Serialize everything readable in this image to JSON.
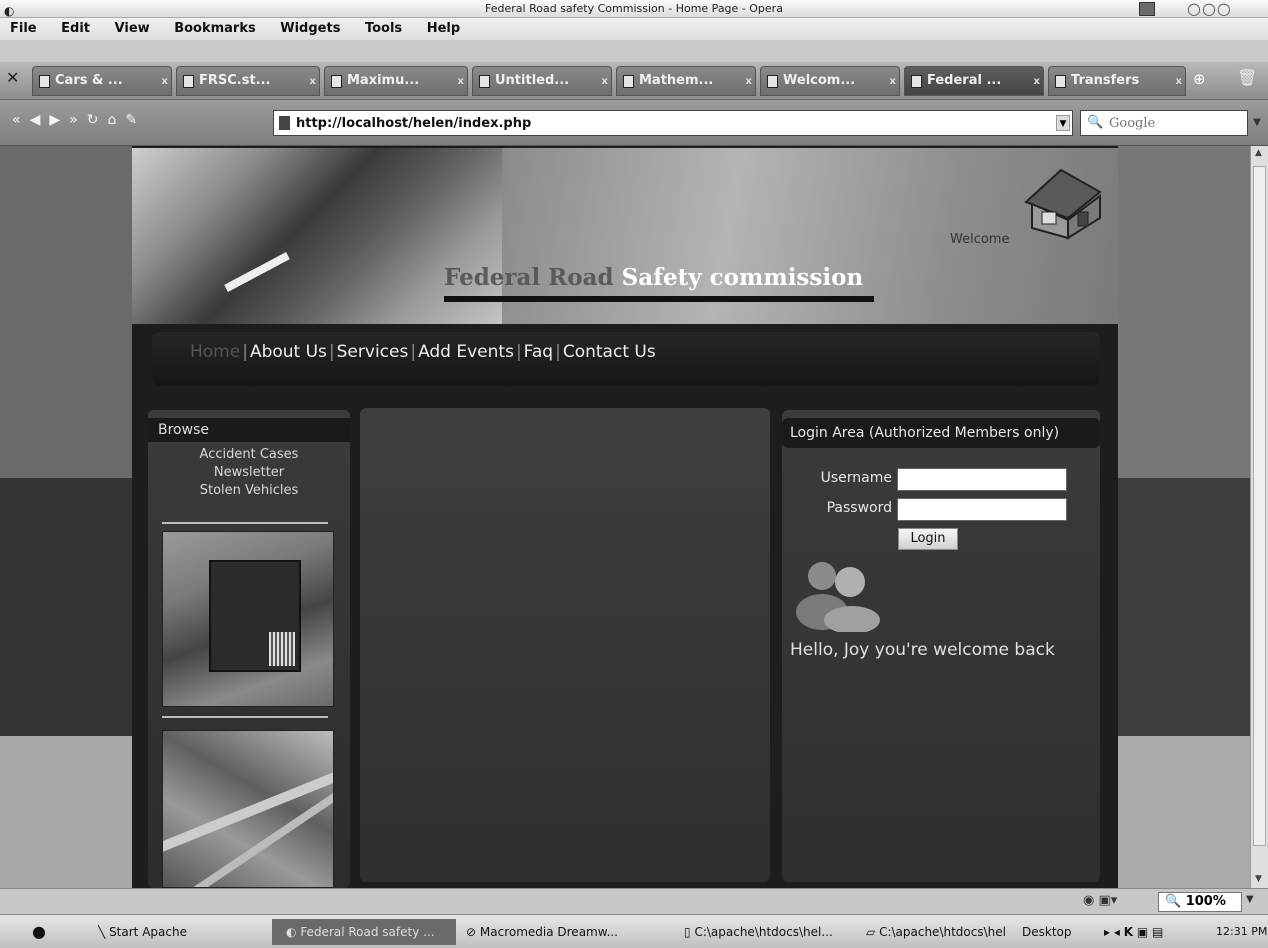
{
  "window": {
    "title": "Federal Road safety Commission - Home Page - Opera"
  },
  "menubar": {
    "items": [
      "File",
      "Edit",
      "View",
      "Bookmarks",
      "Widgets",
      "Tools",
      "Help"
    ]
  },
  "tabs": [
    {
      "label": "Cars & ..."
    },
    {
      "label": "FRSC.st..."
    },
    {
      "label": "Maximu..."
    },
    {
      "label": "Untitled..."
    },
    {
      "label": "Mathem..."
    },
    {
      "label": "Welcom..."
    },
    {
      "label": "Federal ..."
    },
    {
      "label": "Transfers"
    }
  ],
  "address": {
    "url": "http://localhost/helen/index.php"
  },
  "search": {
    "placeholder": "Google"
  },
  "site": {
    "welcome": "Welcome",
    "title_part1": "Federal Road",
    "title_part2": "Safety commission",
    "nav": {
      "home": "Home",
      "about": "About Us",
      "services": "Services",
      "events": "Add Events",
      "faq": "Faq",
      "contact": "Contact Us",
      "sep": "|"
    },
    "browse": {
      "heading": "Browse",
      "links": [
        "Accident Cases",
        "Newsletter",
        "Stolen Vehicles"
      ]
    },
    "login": {
      "heading": "Login Area (Authorized Members only)",
      "username_label": "Username",
      "password_label": "Password",
      "button": "Login",
      "greeting": "Hello, Joy you're welcome back"
    }
  },
  "statusbar": {
    "zoom": "100%"
  },
  "taskbar": {
    "apache": "Start Apache",
    "active": "Federal Road safety ...",
    "dreamweaver": "Macromedia Dreamw...",
    "folder1": "C:\\apache\\htdocs\\hel...",
    "folder2": "C:\\apache\\htdocs\\hel...",
    "desktop": "Desktop",
    "time": "12:31 PM"
  }
}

──────────────────────────────

**The request**
With the pictures left out, transcribe the material exactly.

**Solution to the exercise**
Serialize everything readable in this image to JSON.
{
  "window": {
    "title": "Federal Road safety Commission - Home Page - Opera"
  },
  "menubar": {
    "items": [
      "File",
      "Edit",
      "View",
      "Bookmarks",
      "Widgets",
      "Tools",
      "Help"
    ]
  },
  "tabs": [
    {
      "label": "Cars & ..."
    },
    {
      "label": "FRSC.st..."
    },
    {
      "label": "Maximu..."
    },
    {
      "label": "Untitled..."
    },
    {
      "label": "Mathem..."
    },
    {
      "label": "Welcom..."
    },
    {
      "label": "Federal ..."
    },
    {
      "label": "Transfers"
    }
  ],
  "address": {
    "url": "http://localhost/helen/index.php"
  },
  "search": {
    "placeholder": "Google"
  },
  "site": {
    "welcome": "Welcome",
    "title_part1": "Federal Road",
    "title_part2": "Safety commission",
    "nav": {
      "home": "Home",
      "about": "About Us",
      "services": "Services",
      "events": "Add Events",
      "faq": "Faq",
      "contact": "Contact Us",
      "sep": "|"
    },
    "browse": {
      "heading": "Browse",
      "links": [
        "Accident Cases",
        "Newsletter",
        "Stolen Vehicles"
      ]
    },
    "login": {
      "heading": "Login Area (Authorized Members only)",
      "username_label": "Username",
      "password_label": "Password",
      "button": "Login",
      "greeting": "Hello, Joy you're welcome back"
    }
  },
  "statusbar": {
    "zoom": "100%"
  },
  "taskbar": {
    "apache": "Start Apache",
    "active": "Federal Road safety ...",
    "dreamweaver": "Macromedia Dreamw...",
    "folder1": "C:\\apache\\htdocs\\hel...",
    "folder2": "C:\\apache\\htdocs\\hel...",
    "desktop": "Desktop",
    "time": "12:31 PM"
  }
}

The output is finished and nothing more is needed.